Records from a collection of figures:
************
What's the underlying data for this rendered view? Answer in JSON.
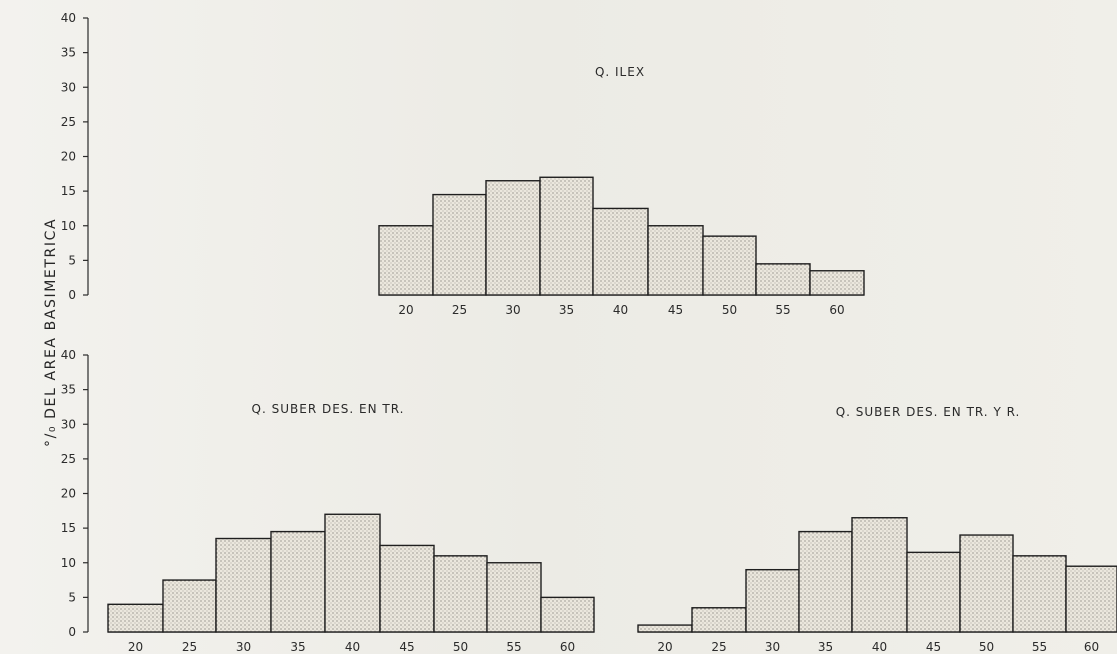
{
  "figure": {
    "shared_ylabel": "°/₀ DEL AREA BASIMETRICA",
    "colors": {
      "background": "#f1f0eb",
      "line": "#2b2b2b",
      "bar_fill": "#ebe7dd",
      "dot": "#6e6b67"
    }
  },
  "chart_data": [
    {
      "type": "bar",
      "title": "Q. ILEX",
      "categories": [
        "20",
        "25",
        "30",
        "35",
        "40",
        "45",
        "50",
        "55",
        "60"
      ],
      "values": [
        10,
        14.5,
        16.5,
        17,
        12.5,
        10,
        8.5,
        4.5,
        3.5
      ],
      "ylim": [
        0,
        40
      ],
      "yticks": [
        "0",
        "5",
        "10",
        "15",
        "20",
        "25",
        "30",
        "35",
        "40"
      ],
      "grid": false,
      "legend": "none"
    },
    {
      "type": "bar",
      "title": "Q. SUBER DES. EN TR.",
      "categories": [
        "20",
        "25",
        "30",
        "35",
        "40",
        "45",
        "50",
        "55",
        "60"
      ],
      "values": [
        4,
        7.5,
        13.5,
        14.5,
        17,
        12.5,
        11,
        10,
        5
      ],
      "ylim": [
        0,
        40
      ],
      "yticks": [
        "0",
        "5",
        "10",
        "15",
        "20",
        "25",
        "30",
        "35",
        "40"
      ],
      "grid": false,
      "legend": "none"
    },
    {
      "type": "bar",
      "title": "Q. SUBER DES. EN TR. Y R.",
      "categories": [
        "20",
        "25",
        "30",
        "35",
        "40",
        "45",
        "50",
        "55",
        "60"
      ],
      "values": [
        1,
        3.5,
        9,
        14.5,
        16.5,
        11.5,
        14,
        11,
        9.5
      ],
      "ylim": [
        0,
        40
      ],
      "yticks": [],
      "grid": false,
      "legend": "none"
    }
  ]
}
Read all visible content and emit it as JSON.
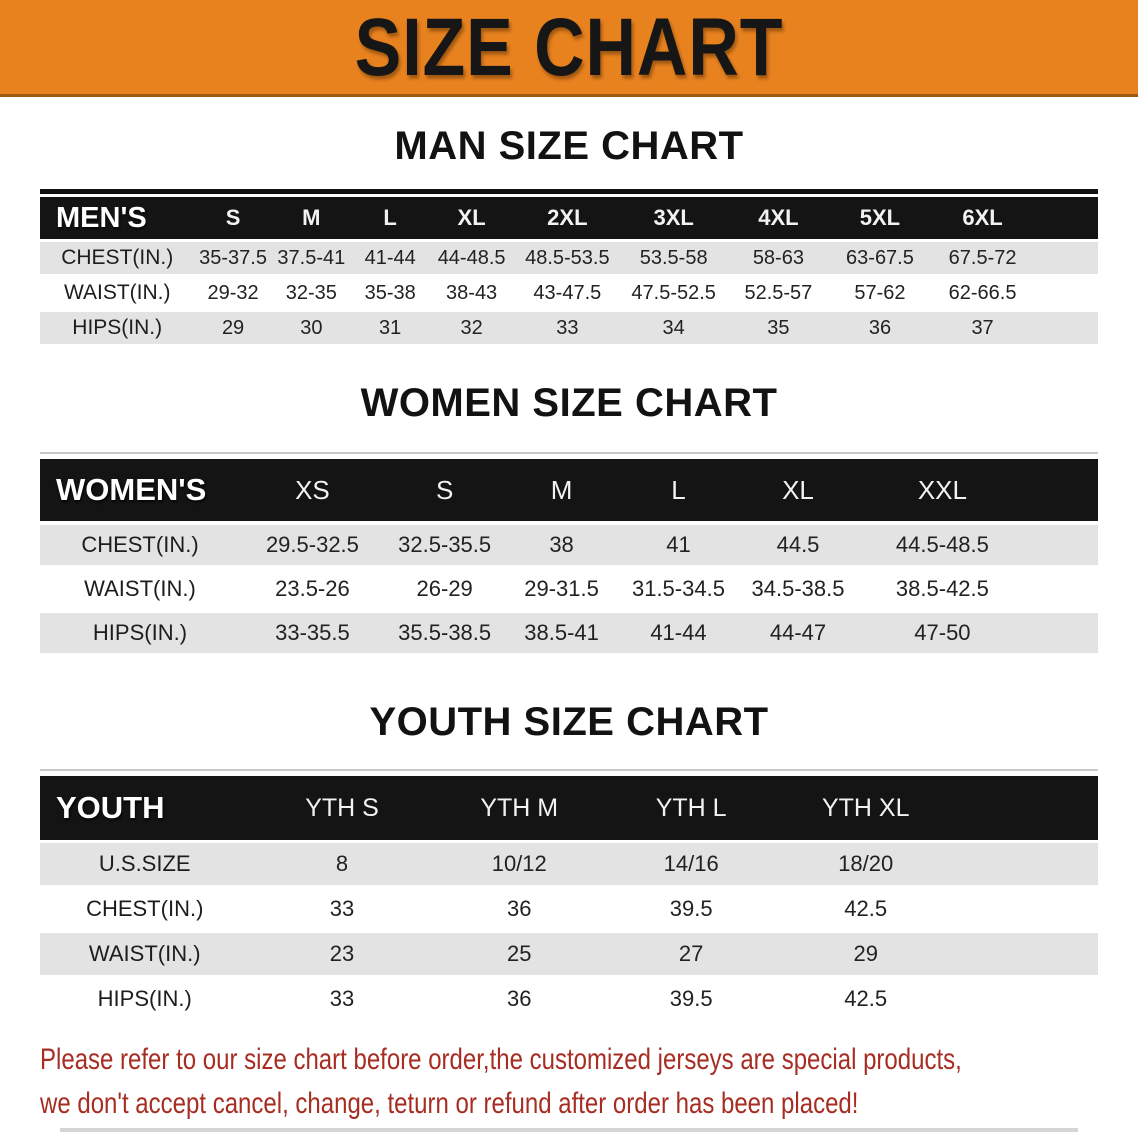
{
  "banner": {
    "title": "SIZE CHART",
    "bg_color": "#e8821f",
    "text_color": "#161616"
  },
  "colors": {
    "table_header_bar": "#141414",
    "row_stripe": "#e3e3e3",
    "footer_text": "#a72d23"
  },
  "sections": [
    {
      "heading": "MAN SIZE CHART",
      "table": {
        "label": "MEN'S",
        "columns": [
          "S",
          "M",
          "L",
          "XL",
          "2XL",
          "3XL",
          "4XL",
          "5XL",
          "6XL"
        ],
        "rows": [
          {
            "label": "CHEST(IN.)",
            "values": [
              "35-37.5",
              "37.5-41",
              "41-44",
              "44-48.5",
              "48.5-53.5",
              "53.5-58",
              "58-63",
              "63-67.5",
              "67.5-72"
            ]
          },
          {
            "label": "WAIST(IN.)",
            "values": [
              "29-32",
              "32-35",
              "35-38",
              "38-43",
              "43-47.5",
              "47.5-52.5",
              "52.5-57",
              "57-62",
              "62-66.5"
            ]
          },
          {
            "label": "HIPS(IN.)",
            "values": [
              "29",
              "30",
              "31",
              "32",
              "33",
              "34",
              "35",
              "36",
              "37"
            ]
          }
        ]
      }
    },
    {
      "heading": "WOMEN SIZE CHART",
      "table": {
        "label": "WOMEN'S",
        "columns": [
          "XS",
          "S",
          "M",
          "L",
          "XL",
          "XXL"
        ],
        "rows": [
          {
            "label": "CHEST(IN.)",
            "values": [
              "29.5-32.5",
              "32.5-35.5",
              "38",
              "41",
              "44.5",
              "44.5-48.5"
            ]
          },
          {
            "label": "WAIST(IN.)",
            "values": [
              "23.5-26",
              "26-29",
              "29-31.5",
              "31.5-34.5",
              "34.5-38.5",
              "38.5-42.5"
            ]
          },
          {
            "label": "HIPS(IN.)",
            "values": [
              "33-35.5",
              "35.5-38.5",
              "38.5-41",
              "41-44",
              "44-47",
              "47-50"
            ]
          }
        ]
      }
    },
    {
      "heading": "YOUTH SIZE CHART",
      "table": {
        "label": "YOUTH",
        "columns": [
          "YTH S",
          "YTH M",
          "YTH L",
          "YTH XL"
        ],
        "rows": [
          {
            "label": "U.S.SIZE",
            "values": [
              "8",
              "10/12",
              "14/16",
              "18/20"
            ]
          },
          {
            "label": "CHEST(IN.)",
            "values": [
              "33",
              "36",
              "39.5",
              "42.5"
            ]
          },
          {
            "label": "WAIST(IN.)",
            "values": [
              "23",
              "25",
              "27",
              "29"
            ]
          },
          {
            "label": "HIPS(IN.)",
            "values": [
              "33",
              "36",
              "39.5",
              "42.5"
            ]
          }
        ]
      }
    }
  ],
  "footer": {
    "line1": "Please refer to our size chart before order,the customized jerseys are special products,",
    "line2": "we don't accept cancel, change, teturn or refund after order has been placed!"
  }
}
************
» **Exercise requirements**
Omit the pictures and give the material again, exactly and in full.

» **Exercise response**
What's the underlying data for this rendered view? Answer in JSON.
{
  "figure": {
    "shared_ylabel": "°/₀ DEL AREA BASIMETRICA",
    "colors": {
      "background": "#f1f0eb",
      "line": "#2b2b2b",
      "bar_fill": "#ebe7dd",
      "dot": "#6e6b67"
    }
  },
  "chart_data": [
    {
      "type": "bar",
      "title": "Q. ILEX",
      "categories": [
        "20",
        "25",
        "30",
        "35",
        "40",
        "45",
        "50",
        "55",
        "60"
      ],
      "values": [
        10,
        14.5,
        16.5,
        17,
        12.5,
        10,
        8.5,
        4.5,
        3.5
      ],
      "ylim": [
        0,
        40
      ],
      "yticks": [
        "0",
        "5",
        "10",
        "15",
        "20",
        "25",
        "30",
        "35",
        "40"
      ],
      "grid": false,
      "legend": "none"
    },
    {
      "type": "bar",
      "title": "Q. SUBER DES. EN TR.",
      "categories": [
        "20",
        "25",
        "30",
        "35",
        "40",
        "45",
        "50",
        "55",
        "60"
      ],
      "values": [
        4,
        7.5,
        13.5,
        14.5,
        17,
        12.5,
        11,
        10,
        5
      ],
      "ylim": [
        0,
        40
      ],
      "yticks": [
        "0",
        "5",
        "10",
        "15",
        "20",
        "25",
        "30",
        "35",
        "40"
      ],
      "grid": false,
      "legend": "none"
    },
    {
      "type": "bar",
      "title": "Q. SUBER DES. EN TR. Y R.",
      "categories": [
        "20",
        "25",
        "30",
        "35",
        "40",
        "45",
        "50",
        "55",
        "60"
      ],
      "values": [
        1,
        3.5,
        9,
        14.5,
        16.5,
        11.5,
        14,
        11,
        9.5
      ],
      "ylim": [
        0,
        40
      ],
      "yticks": [],
      "grid": false,
      "legend": "none"
    }
  ]
}
Read all visible content and emit it as JSON.
{
  "banner": {
    "title": "SIZE CHART",
    "bg_color": "#e8821f",
    "text_color": "#161616"
  },
  "colors": {
    "table_header_bar": "#141414",
    "row_stripe": "#e3e3e3",
    "footer_text": "#a72d23"
  },
  "sections": [
    {
      "heading": "MAN SIZE CHART",
      "table": {
        "label": "MEN'S",
        "columns": [
          "S",
          "M",
          "L",
          "XL",
          "2XL",
          "3XL",
          "4XL",
          "5XL",
          "6XL"
        ],
        "rows": [
          {
            "label": "CHEST(IN.)",
            "values": [
              "35-37.5",
              "37.5-41",
              "41-44",
              "44-48.5",
              "48.5-53.5",
              "53.5-58",
              "58-63",
              "63-67.5",
              "67.5-72"
            ]
          },
          {
            "label": "WAIST(IN.)",
            "values": [
              "29-32",
              "32-35",
              "35-38",
              "38-43",
              "43-47.5",
              "47.5-52.5",
              "52.5-57",
              "57-62",
              "62-66.5"
            ]
          },
          {
            "label": "HIPS(IN.)",
            "values": [
              "29",
              "30",
              "31",
              "32",
              "33",
              "34",
              "35",
              "36",
              "37"
            ]
          }
        ]
      }
    },
    {
      "heading": "WOMEN SIZE CHART",
      "table": {
        "label": "WOMEN'S",
        "columns": [
          "XS",
          "S",
          "M",
          "L",
          "XL",
          "XXL"
        ],
        "rows": [
          {
            "label": "CHEST(IN.)",
            "values": [
              "29.5-32.5",
              "32.5-35.5",
              "38",
              "41",
              "44.5",
              "44.5-48.5"
            ]
          },
          {
            "label": "WAIST(IN.)",
            "values": [
              "23.5-26",
              "26-29",
              "29-31.5",
              "31.5-34.5",
              "34.5-38.5",
              "38.5-42.5"
            ]
          },
          {
            "label": "HIPS(IN.)",
            "values": [
              "33-35.5",
              "35.5-38.5",
              "38.5-41",
              "41-44",
              "44-47",
              "47-50"
            ]
          }
        ]
      }
    },
    {
      "heading": "YOUTH SIZE CHART",
      "table": {
        "label": "YOUTH",
        "columns": [
          "YTH S",
          "YTH M",
          "YTH L",
          "YTH XL"
        ],
        "rows": [
          {
            "label": "U.S.SIZE",
            "values": [
              "8",
              "10/12",
              "14/16",
              "18/20"
            ]
          },
          {
            "label": "CHEST(IN.)",
            "values": [
              "33",
              "36",
              "39.5",
              "42.5"
            ]
          },
          {
            "label": "WAIST(IN.)",
            "values": [
              "23",
              "25",
              "27",
              "29"
            ]
          },
          {
            "label": "HIPS(IN.)",
            "values": [
              "33",
              "36",
              "39.5",
              "42.5"
            ]
          }
        ]
      }
    }
  ],
  "footer": {
    "line1": "Please refer to our size chart before order,the customized jerseys are special products,",
    "line2": "we don't accept cancel, change, teturn or refund after order has been placed!"
  }
}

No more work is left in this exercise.